▶ [TASK REQUIREMENTS]: How many of the lines in the data contain "University"? Give only the number.

▶ [INPUT RECORDS]:
------------------------------

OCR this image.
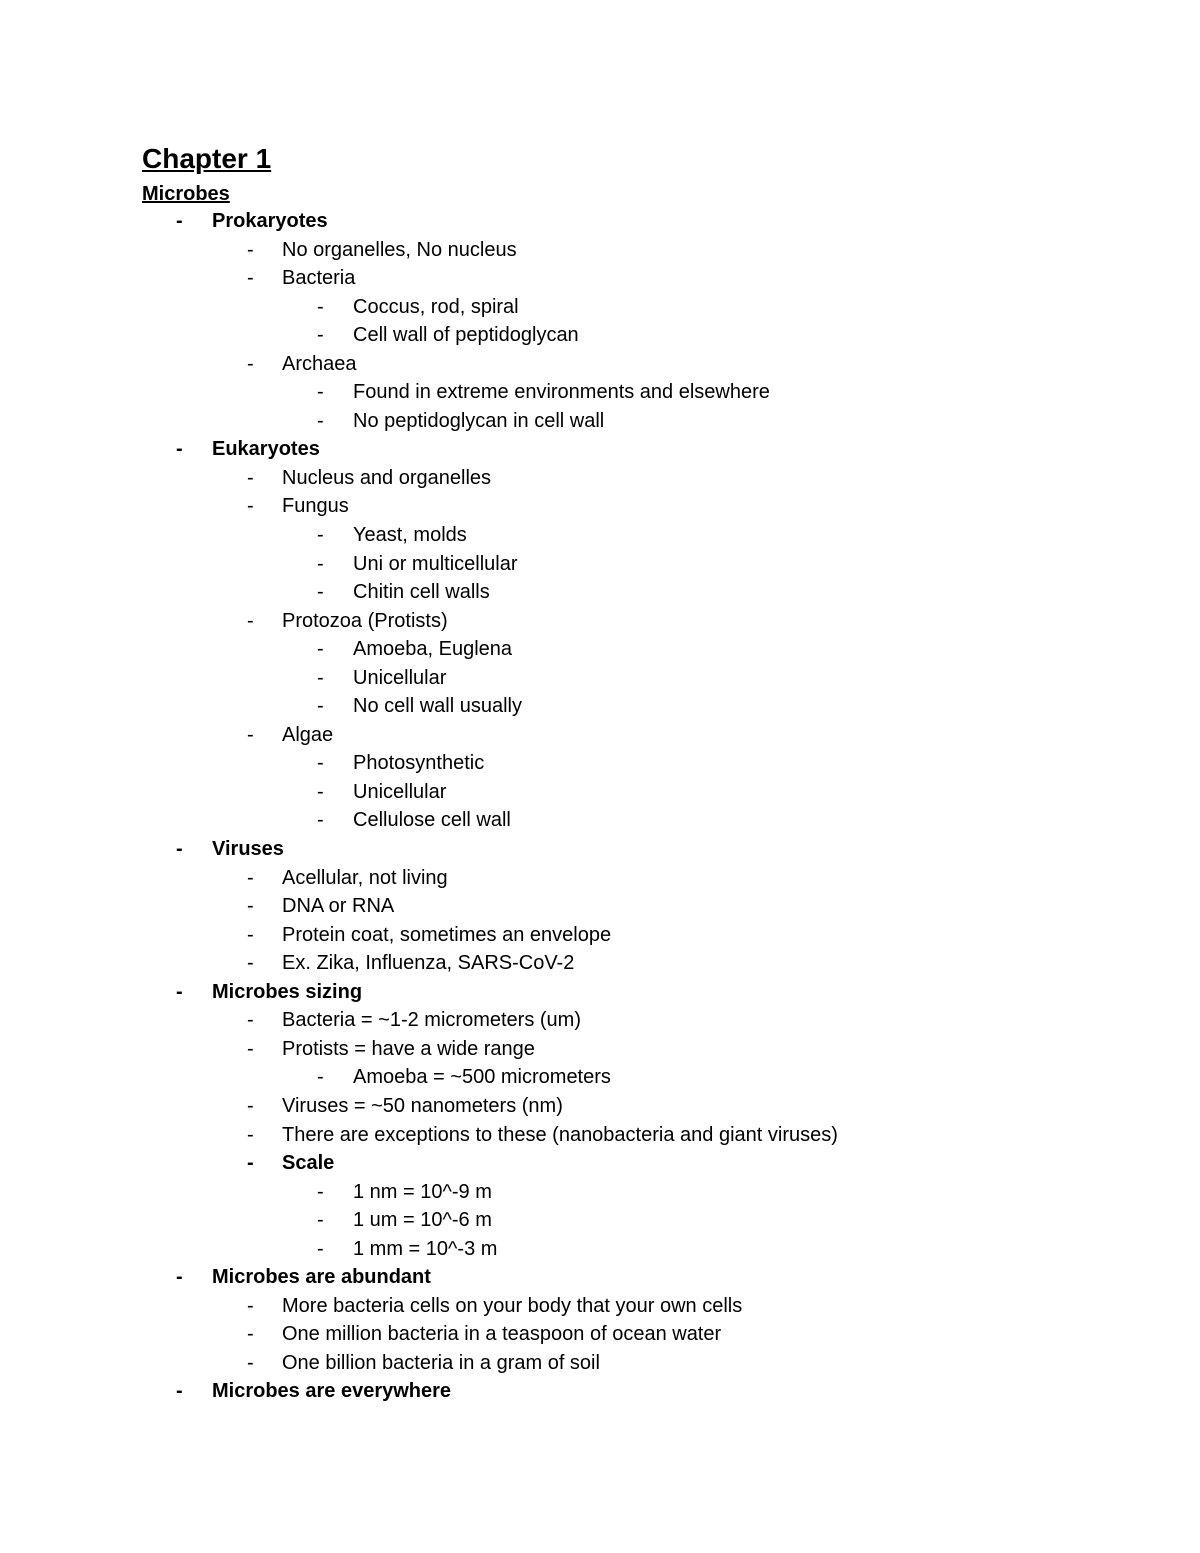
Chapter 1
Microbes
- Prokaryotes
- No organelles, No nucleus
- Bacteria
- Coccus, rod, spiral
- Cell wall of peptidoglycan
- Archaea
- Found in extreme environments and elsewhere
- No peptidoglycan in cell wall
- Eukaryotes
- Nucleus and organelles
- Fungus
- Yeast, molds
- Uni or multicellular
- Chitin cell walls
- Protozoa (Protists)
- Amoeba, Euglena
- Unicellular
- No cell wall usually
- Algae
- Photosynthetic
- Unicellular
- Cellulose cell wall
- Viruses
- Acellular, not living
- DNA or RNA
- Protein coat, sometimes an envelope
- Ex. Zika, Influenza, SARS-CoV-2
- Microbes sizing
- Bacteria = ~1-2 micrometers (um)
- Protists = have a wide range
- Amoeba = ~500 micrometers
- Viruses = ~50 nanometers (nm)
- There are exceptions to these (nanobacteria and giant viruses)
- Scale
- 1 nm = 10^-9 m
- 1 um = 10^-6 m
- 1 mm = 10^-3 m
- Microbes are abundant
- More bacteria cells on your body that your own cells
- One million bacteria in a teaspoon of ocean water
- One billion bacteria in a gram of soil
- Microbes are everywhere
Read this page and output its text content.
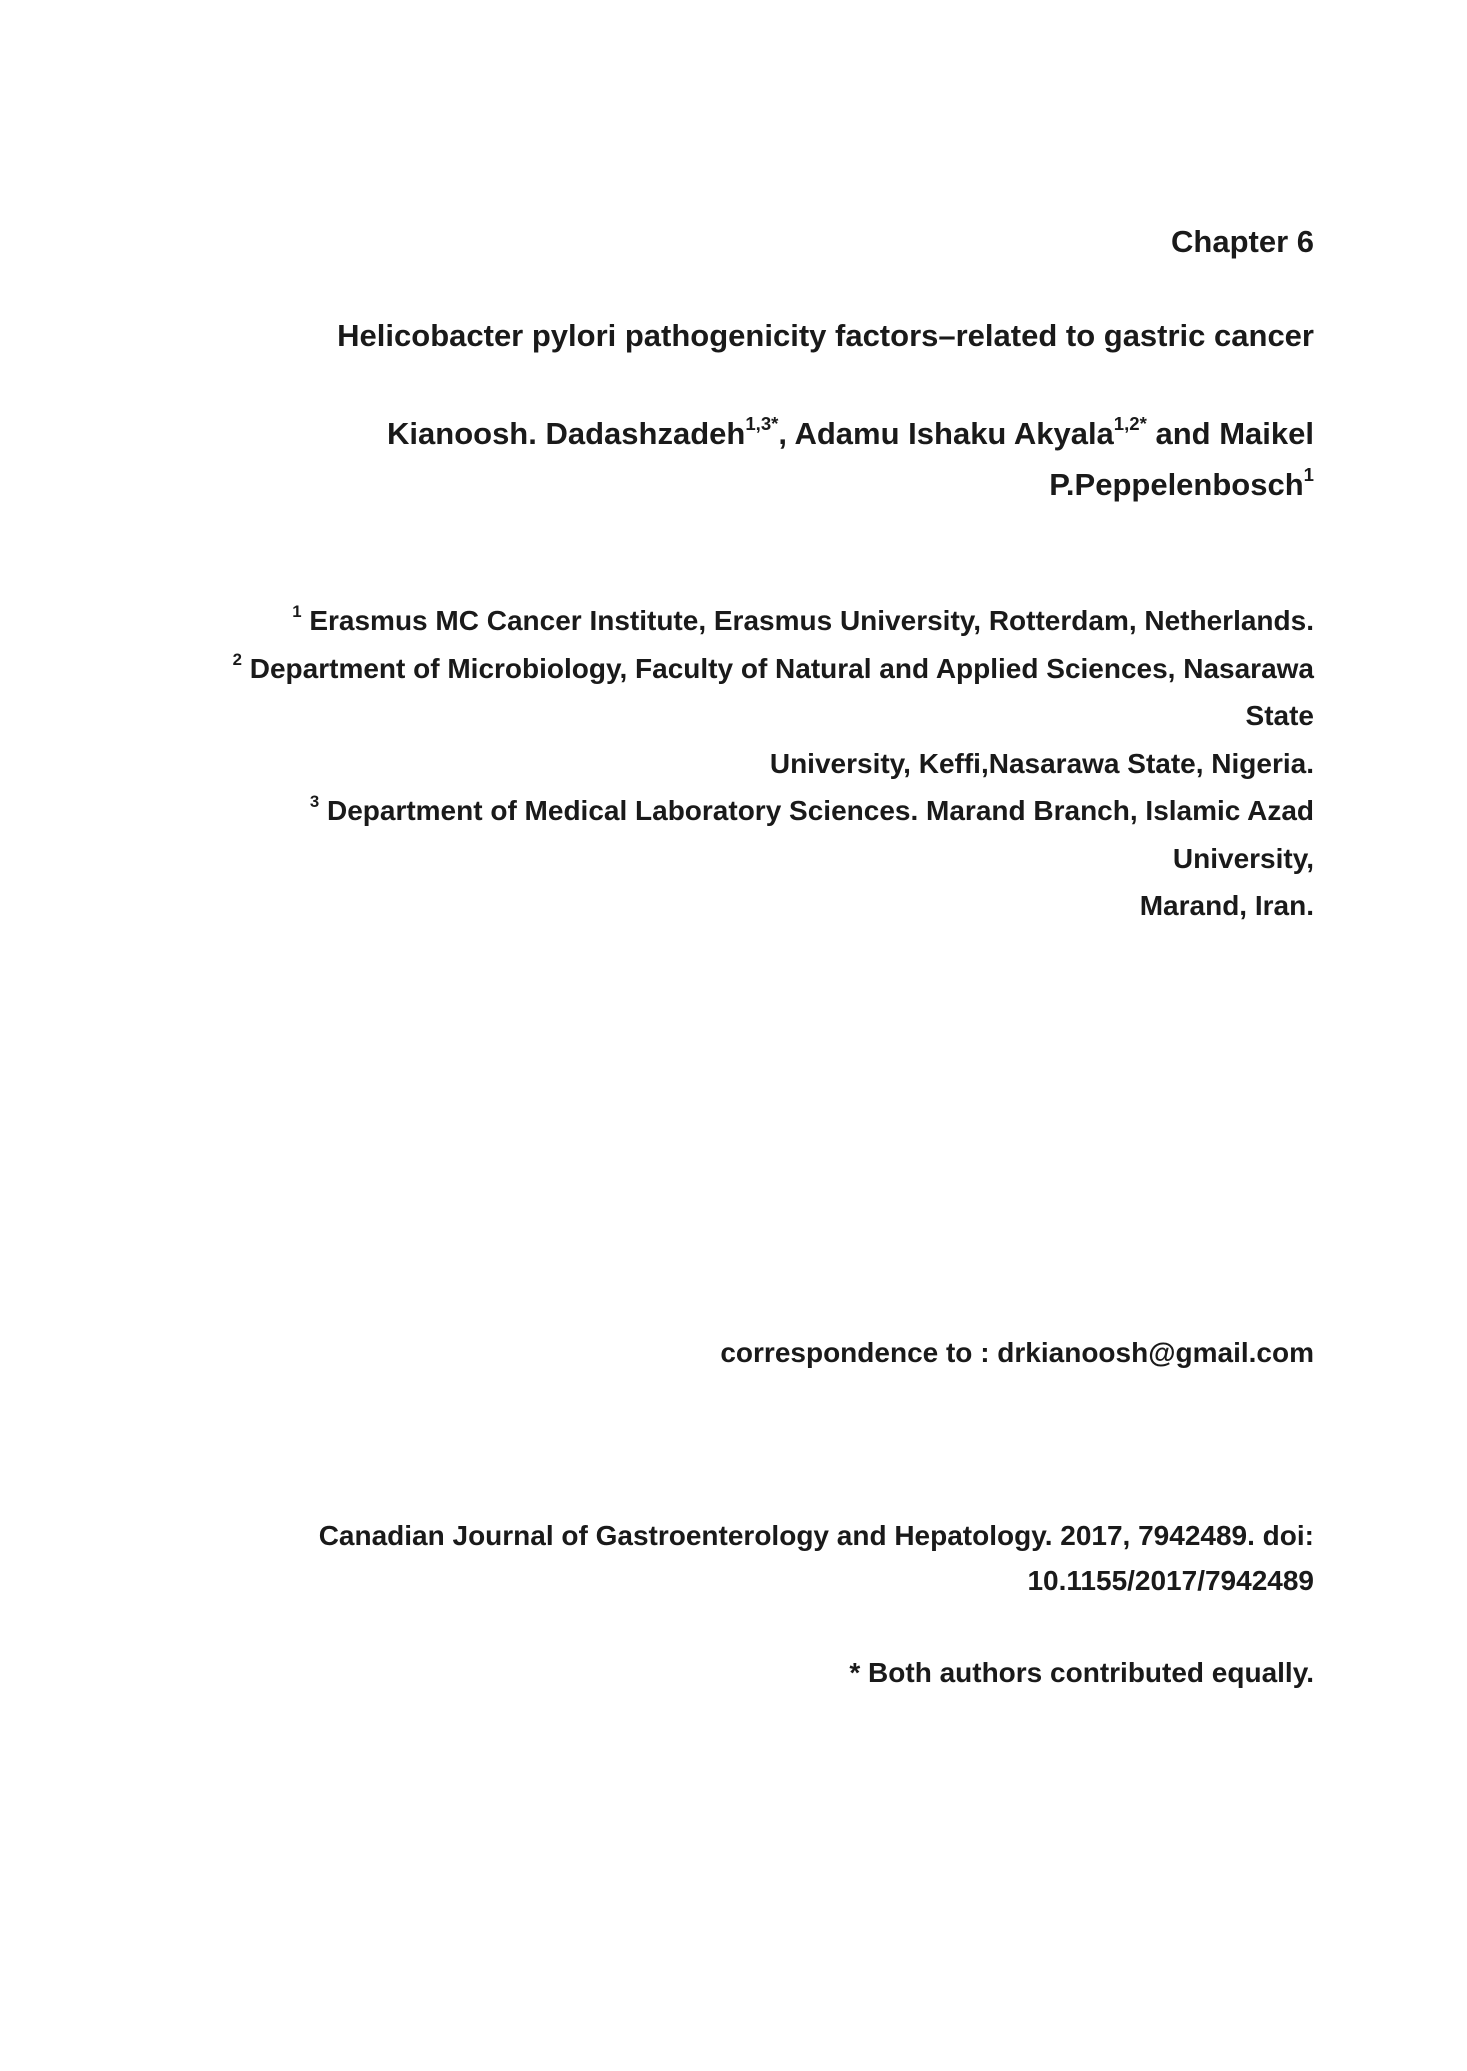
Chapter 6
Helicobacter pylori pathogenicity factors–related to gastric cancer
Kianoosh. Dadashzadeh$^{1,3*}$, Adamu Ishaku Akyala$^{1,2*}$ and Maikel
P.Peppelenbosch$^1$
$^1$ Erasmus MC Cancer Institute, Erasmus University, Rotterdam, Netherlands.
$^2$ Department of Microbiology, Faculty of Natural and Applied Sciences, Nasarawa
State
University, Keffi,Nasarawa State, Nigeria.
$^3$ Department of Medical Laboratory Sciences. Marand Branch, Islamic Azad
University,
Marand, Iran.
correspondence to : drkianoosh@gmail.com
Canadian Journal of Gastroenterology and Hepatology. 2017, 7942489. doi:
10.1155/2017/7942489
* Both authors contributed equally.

------------------------------

▶ [EXERCISE RESPONSE]: 3